Goal of the exercise: Can you pull out each line of the data below that includes the word "plain"?

•••

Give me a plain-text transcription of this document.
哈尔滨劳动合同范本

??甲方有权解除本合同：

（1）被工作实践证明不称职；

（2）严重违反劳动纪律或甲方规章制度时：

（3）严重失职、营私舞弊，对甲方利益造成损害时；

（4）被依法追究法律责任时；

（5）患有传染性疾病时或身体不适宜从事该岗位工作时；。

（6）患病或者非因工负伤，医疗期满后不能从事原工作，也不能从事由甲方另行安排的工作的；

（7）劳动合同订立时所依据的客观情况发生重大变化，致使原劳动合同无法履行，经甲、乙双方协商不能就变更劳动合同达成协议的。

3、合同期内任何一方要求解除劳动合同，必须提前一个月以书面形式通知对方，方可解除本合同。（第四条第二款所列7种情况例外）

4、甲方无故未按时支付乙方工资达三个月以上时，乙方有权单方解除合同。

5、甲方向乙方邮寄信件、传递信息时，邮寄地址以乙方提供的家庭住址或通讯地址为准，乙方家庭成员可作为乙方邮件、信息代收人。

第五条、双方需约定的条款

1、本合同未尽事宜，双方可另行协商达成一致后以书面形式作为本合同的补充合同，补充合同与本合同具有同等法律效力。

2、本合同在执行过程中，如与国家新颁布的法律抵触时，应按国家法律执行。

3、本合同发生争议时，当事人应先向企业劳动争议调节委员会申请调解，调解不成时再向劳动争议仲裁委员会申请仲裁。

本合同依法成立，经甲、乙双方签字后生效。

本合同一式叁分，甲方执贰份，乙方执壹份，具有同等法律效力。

•••

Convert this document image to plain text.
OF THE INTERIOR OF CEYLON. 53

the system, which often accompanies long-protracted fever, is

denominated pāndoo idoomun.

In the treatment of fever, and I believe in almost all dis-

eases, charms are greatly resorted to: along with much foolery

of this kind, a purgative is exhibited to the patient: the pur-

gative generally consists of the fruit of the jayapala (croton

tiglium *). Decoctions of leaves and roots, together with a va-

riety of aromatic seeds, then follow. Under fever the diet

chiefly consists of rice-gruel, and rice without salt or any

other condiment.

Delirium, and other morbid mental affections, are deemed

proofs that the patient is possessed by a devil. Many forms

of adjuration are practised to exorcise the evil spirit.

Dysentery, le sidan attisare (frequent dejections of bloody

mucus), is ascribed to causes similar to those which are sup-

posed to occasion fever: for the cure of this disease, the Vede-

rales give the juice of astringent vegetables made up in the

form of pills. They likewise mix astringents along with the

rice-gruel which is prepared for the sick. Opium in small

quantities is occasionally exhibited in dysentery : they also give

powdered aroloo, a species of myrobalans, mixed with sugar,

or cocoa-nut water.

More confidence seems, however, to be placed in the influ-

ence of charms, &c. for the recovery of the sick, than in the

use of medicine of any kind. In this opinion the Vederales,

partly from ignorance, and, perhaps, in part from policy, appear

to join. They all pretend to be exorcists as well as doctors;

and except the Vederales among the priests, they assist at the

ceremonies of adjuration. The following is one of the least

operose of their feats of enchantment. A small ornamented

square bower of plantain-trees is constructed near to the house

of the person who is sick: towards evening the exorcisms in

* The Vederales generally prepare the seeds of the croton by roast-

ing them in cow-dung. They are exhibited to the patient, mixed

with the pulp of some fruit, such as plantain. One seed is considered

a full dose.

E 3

•••

Written answer:
Give me a plain-text transcription of this document.
Convert this document image to plain text.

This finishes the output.